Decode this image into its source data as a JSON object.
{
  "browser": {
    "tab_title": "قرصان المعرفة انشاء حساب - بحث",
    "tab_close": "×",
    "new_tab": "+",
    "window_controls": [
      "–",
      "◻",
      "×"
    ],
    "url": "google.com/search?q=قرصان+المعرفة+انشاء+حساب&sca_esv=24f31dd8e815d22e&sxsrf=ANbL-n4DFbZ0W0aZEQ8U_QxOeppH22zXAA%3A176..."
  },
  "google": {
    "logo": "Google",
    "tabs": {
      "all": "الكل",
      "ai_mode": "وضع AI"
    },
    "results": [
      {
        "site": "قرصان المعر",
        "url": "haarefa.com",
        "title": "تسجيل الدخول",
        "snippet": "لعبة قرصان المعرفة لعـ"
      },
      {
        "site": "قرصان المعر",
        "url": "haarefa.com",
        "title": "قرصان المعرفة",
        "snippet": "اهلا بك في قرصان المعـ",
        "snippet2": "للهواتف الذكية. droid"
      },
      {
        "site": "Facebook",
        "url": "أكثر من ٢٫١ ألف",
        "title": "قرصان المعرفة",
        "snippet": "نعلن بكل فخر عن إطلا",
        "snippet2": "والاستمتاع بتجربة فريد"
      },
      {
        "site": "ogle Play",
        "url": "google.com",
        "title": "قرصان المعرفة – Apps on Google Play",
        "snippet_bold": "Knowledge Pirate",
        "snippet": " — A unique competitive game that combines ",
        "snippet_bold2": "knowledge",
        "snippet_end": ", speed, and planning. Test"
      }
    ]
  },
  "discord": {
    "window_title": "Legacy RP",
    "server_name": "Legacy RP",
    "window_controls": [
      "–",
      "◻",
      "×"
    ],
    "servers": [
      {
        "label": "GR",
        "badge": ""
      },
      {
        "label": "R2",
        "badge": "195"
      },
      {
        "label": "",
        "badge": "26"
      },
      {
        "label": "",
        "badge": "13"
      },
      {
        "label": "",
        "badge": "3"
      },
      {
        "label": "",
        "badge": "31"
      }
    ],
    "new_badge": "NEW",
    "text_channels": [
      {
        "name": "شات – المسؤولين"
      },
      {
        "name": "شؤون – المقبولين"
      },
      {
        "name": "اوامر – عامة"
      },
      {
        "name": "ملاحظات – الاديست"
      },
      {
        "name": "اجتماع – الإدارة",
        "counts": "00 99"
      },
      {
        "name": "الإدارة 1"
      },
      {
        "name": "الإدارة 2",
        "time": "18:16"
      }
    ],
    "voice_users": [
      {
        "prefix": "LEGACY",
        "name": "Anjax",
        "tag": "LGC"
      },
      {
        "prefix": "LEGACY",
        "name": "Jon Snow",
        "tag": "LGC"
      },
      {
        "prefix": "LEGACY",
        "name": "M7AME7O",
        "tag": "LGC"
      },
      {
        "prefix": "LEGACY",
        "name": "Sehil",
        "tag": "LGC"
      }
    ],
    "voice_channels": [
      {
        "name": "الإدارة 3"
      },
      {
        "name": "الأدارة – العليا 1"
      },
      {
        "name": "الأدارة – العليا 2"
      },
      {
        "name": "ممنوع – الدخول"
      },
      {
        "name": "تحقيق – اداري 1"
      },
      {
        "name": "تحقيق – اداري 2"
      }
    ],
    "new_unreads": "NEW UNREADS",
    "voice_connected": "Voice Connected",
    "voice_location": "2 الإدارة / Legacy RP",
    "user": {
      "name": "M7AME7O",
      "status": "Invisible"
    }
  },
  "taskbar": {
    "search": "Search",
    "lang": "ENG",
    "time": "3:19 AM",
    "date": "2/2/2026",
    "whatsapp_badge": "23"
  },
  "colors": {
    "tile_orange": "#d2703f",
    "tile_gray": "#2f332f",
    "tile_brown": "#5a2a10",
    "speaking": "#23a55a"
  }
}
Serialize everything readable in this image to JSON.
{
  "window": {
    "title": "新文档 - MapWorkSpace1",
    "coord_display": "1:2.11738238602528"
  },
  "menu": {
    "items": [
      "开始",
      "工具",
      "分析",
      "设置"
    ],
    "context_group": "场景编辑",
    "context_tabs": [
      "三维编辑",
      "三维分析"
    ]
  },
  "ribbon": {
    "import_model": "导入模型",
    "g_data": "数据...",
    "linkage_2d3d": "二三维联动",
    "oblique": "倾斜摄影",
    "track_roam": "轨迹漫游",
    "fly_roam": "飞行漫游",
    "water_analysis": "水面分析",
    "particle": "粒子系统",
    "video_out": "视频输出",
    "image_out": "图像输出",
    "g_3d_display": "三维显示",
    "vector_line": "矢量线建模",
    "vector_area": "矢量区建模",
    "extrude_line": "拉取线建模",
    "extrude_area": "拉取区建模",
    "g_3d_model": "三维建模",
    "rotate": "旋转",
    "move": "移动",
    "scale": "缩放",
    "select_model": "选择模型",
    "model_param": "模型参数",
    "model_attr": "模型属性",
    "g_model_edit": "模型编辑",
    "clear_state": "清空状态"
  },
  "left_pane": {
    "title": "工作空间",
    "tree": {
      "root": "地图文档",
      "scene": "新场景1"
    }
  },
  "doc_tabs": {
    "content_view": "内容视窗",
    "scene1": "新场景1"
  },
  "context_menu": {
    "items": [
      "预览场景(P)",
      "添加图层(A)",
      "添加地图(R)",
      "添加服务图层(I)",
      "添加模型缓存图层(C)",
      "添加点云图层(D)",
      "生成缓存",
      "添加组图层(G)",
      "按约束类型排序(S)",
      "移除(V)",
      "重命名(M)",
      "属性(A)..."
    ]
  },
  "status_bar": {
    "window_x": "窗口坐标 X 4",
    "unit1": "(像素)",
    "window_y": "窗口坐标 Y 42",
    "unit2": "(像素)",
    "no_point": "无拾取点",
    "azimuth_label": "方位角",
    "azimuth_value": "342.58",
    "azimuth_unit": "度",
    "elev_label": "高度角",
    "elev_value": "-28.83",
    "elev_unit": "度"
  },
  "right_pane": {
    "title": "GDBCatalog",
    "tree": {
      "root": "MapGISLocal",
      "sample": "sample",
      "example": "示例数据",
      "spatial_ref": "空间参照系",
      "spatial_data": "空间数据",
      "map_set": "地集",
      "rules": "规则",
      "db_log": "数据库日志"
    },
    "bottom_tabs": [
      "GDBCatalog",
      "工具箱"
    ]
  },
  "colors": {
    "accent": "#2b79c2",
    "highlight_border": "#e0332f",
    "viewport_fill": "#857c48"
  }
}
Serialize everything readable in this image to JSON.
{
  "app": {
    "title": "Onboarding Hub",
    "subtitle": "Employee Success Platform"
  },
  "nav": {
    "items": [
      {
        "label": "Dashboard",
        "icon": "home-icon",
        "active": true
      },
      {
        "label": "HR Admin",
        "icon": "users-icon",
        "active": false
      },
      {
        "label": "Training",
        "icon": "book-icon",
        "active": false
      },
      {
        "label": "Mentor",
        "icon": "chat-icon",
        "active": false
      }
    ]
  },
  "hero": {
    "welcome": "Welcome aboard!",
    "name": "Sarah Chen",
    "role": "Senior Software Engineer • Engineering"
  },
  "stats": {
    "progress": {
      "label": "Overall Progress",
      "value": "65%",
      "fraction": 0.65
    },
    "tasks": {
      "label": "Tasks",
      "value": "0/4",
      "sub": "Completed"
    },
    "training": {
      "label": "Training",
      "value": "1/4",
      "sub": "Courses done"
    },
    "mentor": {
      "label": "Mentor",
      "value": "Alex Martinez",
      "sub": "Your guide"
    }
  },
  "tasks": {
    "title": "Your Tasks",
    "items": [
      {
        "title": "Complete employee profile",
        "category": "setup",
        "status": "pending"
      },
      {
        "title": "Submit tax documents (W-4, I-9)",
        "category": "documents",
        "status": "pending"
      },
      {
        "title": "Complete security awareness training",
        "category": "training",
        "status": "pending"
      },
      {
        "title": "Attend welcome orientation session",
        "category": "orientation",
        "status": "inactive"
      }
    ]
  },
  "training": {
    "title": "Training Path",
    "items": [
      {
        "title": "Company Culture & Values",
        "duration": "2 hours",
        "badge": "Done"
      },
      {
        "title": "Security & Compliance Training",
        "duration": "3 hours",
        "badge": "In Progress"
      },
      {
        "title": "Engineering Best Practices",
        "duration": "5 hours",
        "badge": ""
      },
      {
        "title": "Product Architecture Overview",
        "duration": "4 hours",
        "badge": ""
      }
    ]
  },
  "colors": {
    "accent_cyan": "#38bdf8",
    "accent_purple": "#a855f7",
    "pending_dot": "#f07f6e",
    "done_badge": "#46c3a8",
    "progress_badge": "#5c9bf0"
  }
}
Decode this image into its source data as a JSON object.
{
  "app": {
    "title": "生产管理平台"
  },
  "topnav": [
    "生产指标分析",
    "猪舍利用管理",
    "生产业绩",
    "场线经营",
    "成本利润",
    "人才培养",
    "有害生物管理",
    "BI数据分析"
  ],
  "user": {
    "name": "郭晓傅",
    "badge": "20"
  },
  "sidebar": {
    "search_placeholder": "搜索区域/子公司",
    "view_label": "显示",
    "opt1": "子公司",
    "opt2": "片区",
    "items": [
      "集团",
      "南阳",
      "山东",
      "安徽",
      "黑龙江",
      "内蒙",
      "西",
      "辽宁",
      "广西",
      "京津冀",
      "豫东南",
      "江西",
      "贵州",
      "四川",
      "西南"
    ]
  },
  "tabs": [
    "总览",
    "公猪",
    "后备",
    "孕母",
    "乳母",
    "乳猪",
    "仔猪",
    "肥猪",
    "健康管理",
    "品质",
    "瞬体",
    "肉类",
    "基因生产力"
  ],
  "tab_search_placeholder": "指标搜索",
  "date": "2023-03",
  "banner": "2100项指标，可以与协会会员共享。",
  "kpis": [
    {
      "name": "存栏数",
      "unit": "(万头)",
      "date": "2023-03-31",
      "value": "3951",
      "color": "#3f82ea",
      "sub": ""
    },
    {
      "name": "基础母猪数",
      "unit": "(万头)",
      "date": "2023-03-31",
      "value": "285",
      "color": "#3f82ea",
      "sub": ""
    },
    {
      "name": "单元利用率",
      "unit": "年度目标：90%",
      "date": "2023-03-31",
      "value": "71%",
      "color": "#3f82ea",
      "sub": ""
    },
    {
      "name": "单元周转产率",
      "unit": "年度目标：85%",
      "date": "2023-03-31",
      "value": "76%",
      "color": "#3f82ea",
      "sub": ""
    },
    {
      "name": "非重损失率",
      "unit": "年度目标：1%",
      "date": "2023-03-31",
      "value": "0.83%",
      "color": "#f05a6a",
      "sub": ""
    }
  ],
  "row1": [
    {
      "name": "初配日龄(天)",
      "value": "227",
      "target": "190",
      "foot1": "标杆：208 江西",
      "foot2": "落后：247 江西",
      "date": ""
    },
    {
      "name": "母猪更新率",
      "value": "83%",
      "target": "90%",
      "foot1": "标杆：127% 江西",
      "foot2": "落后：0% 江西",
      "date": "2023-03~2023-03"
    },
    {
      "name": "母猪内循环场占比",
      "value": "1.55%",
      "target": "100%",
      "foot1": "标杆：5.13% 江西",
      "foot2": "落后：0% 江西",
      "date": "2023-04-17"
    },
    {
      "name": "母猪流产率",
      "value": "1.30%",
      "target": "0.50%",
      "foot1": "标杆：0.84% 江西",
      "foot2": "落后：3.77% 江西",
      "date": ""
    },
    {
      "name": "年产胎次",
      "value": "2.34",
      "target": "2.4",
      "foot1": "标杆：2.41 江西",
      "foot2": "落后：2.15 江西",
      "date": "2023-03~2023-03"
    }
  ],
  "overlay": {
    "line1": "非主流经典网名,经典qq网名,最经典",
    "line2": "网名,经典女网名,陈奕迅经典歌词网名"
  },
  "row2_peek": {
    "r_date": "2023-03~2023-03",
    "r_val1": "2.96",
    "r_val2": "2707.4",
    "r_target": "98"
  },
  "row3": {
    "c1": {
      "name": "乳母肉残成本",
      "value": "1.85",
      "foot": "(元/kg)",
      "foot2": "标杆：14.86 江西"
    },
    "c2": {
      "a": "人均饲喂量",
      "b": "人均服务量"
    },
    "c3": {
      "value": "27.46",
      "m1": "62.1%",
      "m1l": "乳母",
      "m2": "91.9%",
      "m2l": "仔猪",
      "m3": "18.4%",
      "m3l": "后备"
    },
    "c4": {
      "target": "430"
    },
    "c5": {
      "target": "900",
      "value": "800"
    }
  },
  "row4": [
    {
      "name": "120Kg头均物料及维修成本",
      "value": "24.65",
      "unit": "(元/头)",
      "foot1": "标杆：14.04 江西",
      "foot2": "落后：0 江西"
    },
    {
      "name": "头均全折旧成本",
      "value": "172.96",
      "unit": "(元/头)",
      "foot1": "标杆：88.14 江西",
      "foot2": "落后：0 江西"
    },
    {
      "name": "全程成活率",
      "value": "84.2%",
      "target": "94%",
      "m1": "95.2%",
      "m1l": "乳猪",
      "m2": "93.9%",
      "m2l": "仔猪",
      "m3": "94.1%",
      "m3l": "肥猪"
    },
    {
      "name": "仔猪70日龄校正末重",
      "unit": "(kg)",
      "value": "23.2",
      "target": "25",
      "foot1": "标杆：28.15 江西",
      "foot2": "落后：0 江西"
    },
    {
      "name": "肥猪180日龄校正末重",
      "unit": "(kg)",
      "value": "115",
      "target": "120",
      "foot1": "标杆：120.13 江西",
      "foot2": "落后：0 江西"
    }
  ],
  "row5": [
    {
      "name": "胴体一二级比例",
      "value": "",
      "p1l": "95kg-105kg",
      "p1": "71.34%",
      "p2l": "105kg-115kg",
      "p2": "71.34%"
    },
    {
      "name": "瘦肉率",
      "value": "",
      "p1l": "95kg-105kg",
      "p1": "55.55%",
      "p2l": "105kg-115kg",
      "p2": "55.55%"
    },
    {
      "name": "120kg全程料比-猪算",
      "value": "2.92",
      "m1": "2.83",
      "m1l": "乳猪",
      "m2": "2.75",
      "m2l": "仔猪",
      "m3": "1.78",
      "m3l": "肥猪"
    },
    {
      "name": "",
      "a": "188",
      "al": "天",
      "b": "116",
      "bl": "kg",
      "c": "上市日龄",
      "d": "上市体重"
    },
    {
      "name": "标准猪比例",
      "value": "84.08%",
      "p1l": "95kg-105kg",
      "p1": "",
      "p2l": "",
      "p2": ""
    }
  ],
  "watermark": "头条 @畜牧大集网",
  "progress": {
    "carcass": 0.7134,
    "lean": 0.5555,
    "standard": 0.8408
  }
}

Task directions: Working from the material above, state how many lines contain "الأدارة"; give only the number.

Correct result: 2